EXERCISE DESCRIPTION
Repeat the listing word for word. No pictures belong in the copy.

____

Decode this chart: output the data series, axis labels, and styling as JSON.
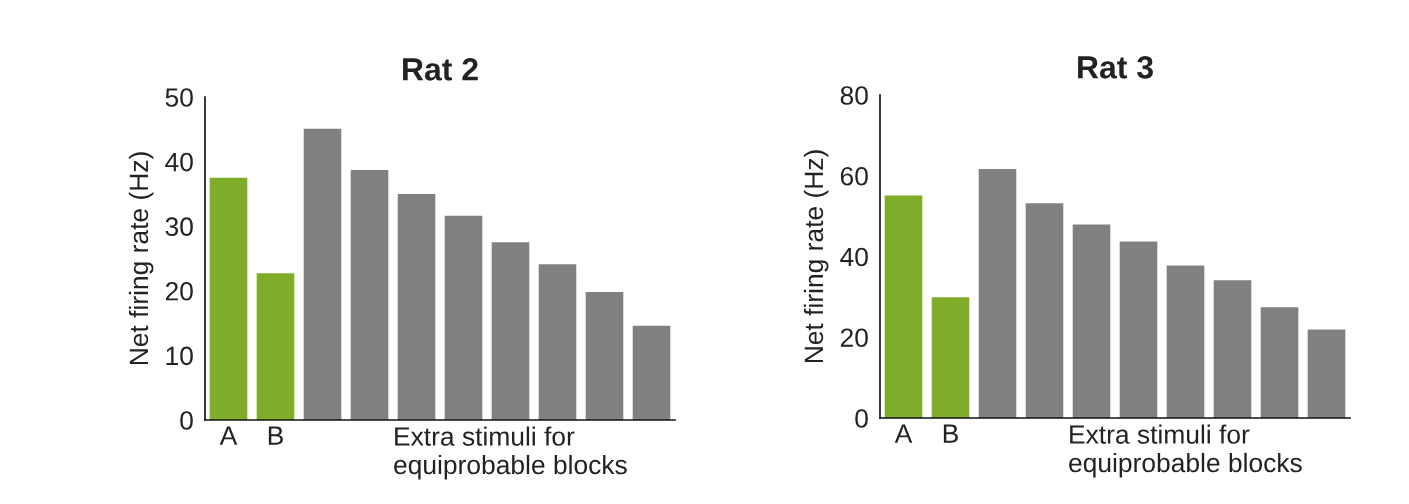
{
  "chart_data": [
    {
      "type": "bar",
      "title": "Rat 2",
      "ylabel": "Net firing rate (Hz)",
      "xlabel": "Extra stimuli for\nequiprobable blocks",
      "categories": [
        "A",
        "B",
        null,
        null,
        null,
        null,
        null,
        null,
        null,
        null
      ],
      "values": [
        37.5,
        22.7,
        45.1,
        38.7,
        35.0,
        31.6,
        27.5,
        24.1,
        19.8,
        14.6
      ],
      "colors": [
        "#7fad2a",
        "#7fad2a",
        "#808080",
        "#808080",
        "#808080",
        "#808080",
        "#808080",
        "#808080",
        "#808080",
        "#808080"
      ],
      "ylim": [
        0,
        50
      ],
      "yticks": [
        0,
        10,
        20,
        30,
        40,
        50
      ]
    },
    {
      "type": "bar",
      "title": "Rat 3",
      "ylabel": "Net firing rate (Hz)",
      "xlabel": "Extra stimuli for\nequiprobable blocks",
      "categories": [
        "A",
        "B",
        null,
        null,
        null,
        null,
        null,
        null,
        null,
        null
      ],
      "values": [
        55.1,
        29.9,
        61.7,
        53.2,
        47.9,
        43.7,
        37.8,
        34.1,
        27.4,
        21.9
      ],
      "colors": [
        "#7fad2a",
        "#7fad2a",
        "#808080",
        "#808080",
        "#808080",
        "#808080",
        "#808080",
        "#808080",
        "#808080",
        "#808080"
      ],
      "ylim": [
        0,
        80
      ],
      "yticks": [
        0,
        20,
        40,
        60,
        80
      ]
    }
  ]
}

____

ANSWER TO THE PROBLEM
Decode this chart: output the data series, axis labels, and styling as JSON.
{
  "chart_data": [
    {
      "type": "bar",
      "title": "Rat 2",
      "ylabel": "Net firing rate (Hz)",
      "xlabel": "Extra stimuli for\nequiprobable blocks",
      "categories": [
        "A",
        "B",
        null,
        null,
        null,
        null,
        null,
        null,
        null,
        null
      ],
      "values": [
        37.5,
        22.7,
        45.1,
        38.7,
        35.0,
        31.6,
        27.5,
        24.1,
        19.8,
        14.6
      ],
      "colors": [
        "#7fad2a",
        "#7fad2a",
        "#808080",
        "#808080",
        "#808080",
        "#808080",
        "#808080",
        "#808080",
        "#808080",
        "#808080"
      ],
      "ylim": [
        0,
        50
      ],
      "yticks": [
        0,
        10,
        20,
        30,
        40,
        50
      ]
    },
    {
      "type": "bar",
      "title": "Rat 3",
      "ylabel": "Net firing rate (Hz)",
      "xlabel": "Extra stimuli for\nequiprobable blocks",
      "categories": [
        "A",
        "B",
        null,
        null,
        null,
        null,
        null,
        null,
        null,
        null
      ],
      "values": [
        55.1,
        29.9,
        61.7,
        53.2,
        47.9,
        43.7,
        37.8,
        34.1,
        27.4,
        21.9
      ],
      "colors": [
        "#7fad2a",
        "#7fad2a",
        "#808080",
        "#808080",
        "#808080",
        "#808080",
        "#808080",
        "#808080",
        "#808080",
        "#808080"
      ],
      "ylim": [
        0,
        80
      ],
      "yticks": [
        0,
        20,
        40,
        60,
        80
      ]
    }
  ]
}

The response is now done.